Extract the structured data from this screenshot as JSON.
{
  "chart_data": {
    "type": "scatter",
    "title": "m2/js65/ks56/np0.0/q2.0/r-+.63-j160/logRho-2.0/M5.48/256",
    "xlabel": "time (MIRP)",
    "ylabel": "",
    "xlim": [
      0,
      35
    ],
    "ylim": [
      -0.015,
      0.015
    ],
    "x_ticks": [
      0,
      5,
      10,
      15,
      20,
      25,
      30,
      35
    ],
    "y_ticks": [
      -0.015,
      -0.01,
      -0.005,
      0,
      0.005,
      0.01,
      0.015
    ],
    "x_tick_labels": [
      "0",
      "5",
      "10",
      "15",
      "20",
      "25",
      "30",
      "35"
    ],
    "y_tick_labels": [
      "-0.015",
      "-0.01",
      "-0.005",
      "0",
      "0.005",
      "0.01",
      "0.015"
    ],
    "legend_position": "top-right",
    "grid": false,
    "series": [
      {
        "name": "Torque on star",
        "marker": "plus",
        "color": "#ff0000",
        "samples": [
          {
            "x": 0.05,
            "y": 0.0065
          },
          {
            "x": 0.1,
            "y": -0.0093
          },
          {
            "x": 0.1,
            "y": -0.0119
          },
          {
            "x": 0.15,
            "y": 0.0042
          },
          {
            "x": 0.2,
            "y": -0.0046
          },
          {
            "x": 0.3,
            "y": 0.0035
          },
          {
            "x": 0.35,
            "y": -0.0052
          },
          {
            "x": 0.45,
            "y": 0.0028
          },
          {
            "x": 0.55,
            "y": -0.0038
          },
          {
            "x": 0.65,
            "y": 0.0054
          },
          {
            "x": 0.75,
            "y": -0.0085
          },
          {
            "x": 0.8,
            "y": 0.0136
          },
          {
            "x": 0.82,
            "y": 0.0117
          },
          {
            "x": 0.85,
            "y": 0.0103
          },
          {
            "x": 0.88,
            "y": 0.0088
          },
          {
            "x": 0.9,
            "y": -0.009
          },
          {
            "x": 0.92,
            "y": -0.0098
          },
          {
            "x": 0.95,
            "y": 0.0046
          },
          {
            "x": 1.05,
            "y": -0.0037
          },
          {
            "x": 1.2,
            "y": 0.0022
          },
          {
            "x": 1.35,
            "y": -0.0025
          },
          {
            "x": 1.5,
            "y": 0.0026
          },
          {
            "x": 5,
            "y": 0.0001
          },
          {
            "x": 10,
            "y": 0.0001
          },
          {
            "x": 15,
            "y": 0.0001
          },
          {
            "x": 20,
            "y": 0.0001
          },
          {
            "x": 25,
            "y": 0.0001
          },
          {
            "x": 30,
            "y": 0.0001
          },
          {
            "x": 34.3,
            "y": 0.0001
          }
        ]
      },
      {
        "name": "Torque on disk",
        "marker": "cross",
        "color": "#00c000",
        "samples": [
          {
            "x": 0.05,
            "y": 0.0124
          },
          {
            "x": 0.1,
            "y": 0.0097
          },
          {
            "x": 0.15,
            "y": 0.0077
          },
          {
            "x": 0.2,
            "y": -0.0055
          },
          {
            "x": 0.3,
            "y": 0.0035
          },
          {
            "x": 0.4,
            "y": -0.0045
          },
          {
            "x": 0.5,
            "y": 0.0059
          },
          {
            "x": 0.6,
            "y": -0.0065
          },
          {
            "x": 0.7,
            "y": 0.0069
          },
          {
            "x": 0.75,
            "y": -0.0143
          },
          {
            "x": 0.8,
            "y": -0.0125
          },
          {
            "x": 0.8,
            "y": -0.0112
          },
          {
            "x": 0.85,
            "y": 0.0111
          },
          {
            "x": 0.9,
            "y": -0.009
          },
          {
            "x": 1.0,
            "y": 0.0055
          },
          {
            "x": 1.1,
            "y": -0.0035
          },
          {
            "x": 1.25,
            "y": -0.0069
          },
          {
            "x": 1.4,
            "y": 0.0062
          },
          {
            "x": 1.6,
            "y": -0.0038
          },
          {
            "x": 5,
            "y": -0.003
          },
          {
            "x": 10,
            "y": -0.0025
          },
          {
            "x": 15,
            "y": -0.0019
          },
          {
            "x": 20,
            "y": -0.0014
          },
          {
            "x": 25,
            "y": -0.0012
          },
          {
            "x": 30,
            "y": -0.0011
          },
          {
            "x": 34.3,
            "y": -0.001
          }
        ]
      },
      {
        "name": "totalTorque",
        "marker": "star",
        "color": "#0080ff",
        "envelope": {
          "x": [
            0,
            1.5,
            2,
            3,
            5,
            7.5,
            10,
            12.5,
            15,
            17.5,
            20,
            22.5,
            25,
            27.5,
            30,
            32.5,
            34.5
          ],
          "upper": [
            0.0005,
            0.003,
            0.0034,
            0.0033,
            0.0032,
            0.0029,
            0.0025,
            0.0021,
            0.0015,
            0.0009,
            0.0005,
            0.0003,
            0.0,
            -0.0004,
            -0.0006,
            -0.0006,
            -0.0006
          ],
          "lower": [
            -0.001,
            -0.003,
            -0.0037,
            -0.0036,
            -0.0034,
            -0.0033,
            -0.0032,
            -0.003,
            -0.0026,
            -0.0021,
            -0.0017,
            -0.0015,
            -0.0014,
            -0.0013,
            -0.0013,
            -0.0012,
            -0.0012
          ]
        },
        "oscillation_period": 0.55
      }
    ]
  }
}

---

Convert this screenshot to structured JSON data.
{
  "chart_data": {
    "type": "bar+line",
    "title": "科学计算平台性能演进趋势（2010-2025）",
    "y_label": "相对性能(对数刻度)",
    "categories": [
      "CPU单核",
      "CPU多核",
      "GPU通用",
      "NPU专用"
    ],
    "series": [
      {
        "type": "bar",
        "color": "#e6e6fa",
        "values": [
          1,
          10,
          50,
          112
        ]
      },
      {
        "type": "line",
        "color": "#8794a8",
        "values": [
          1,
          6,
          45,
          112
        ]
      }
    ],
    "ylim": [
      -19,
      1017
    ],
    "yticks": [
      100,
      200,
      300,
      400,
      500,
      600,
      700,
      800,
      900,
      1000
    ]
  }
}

◆ THE EXERCISE ◆
Find every line in the records above that holds the word "color", and copy each one.

◆ ANSWER BELOW ◆
        "color": "#ff0000",
        "color": "#00c000",
        "color": "#0080ff",
        "color": "#e6e6fa",
        "color": "#8794a8",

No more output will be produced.